◆ What is expected
Within the records that follow, find every line containing the string "Foncière". Copy those lines.
start
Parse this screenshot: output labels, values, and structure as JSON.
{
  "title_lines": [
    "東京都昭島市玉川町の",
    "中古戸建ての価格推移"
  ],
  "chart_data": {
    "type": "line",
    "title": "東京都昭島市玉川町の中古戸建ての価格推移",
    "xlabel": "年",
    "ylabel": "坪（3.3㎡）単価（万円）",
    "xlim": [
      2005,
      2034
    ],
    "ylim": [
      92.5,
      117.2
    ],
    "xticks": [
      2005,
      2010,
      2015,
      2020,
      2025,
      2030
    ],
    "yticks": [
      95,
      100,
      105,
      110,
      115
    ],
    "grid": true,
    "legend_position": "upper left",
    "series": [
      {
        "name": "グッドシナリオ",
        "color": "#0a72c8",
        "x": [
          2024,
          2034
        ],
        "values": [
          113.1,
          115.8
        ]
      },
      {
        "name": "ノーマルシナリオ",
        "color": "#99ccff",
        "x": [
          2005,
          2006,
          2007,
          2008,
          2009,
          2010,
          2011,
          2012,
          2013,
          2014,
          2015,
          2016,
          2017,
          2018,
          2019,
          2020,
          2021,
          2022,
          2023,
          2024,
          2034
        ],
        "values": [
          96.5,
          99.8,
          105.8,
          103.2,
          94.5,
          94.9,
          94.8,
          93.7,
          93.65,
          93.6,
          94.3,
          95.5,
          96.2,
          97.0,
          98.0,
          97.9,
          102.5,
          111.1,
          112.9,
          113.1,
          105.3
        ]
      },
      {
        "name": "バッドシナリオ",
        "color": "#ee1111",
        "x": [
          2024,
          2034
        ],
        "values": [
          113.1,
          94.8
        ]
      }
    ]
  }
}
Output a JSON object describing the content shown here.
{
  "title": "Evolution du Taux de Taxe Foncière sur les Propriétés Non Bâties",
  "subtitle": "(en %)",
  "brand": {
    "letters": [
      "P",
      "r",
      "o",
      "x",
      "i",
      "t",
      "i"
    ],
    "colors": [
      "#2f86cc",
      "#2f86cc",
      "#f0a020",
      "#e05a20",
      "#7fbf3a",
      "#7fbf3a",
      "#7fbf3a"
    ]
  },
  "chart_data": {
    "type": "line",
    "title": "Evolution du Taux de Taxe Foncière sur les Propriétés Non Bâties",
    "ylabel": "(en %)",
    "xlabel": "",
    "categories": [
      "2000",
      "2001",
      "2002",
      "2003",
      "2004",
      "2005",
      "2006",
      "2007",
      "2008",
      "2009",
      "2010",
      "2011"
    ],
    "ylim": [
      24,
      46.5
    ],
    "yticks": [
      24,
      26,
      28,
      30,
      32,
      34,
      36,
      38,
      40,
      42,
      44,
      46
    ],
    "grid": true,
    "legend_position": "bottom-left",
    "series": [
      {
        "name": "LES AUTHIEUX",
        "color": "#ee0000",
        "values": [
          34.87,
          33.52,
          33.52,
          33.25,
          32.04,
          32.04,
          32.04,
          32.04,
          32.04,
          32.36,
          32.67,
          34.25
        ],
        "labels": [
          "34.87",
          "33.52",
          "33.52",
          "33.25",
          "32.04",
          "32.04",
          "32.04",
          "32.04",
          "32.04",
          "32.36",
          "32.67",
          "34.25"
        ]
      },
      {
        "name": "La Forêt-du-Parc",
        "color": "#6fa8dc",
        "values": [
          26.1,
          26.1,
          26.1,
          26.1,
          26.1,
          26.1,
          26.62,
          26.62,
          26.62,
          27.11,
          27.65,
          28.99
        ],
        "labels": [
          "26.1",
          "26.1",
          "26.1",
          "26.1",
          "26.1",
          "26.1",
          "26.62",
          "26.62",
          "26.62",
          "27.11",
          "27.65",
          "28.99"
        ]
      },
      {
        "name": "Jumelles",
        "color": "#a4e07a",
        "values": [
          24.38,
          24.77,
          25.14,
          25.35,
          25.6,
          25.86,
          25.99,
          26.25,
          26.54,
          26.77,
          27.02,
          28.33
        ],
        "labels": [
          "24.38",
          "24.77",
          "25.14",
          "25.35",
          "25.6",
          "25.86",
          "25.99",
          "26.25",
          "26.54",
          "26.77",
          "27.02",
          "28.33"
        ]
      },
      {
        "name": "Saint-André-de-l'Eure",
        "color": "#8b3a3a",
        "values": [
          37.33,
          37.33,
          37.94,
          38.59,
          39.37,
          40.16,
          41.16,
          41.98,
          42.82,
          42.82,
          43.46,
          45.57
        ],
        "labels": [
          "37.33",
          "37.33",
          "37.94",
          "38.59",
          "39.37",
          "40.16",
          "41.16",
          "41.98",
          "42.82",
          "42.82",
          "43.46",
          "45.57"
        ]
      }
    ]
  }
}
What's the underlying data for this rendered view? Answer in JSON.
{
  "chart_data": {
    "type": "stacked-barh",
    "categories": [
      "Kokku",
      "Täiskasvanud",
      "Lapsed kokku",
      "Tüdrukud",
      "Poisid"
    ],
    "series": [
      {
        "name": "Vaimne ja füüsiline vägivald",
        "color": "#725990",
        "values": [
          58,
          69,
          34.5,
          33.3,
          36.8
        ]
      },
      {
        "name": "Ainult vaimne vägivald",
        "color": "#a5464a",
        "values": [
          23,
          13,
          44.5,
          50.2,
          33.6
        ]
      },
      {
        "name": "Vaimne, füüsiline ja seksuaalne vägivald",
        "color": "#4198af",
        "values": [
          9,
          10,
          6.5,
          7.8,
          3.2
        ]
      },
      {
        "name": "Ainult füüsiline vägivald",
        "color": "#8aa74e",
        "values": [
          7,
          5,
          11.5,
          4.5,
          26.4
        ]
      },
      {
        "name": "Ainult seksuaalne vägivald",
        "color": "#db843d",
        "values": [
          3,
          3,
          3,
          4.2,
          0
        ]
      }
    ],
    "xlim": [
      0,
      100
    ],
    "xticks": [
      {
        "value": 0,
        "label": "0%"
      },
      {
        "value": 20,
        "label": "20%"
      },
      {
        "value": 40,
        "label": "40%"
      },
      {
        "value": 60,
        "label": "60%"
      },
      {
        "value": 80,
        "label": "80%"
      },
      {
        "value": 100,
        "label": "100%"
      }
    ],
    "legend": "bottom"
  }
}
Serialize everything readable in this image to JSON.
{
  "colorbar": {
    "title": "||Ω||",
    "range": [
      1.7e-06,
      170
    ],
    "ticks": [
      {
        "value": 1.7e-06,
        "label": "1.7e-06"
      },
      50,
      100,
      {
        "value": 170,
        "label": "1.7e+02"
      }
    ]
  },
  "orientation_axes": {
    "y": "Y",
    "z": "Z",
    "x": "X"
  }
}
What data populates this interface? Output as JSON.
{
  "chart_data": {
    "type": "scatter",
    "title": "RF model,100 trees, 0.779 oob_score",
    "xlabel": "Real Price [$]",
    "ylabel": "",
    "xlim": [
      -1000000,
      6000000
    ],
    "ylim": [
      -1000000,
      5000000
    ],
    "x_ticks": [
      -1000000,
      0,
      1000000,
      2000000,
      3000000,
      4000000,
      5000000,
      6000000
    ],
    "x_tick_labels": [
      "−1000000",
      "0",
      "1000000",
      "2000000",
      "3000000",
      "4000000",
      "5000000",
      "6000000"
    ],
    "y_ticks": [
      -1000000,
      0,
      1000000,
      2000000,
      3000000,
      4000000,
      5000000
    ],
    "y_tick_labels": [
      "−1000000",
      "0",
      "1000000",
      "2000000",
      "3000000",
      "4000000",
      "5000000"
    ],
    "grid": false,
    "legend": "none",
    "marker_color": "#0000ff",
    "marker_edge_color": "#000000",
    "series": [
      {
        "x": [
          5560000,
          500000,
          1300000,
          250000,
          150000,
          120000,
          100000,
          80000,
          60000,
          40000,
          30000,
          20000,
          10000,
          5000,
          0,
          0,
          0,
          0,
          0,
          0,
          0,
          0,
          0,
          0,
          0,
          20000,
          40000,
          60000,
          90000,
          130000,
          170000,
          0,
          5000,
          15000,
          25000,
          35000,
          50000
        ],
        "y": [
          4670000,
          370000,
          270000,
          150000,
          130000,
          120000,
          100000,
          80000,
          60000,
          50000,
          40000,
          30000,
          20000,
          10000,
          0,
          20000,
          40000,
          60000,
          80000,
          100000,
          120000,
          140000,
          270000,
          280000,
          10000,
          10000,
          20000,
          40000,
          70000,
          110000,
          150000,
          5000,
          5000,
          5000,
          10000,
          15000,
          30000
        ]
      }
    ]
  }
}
end
◆ Reply
  "title": "Evolution du Taux de Taxe Foncière sur les Propriétés Non Bâties",
    "title": "Evolution du Taux de Taxe Foncière sur les Propriétés Non Bâties",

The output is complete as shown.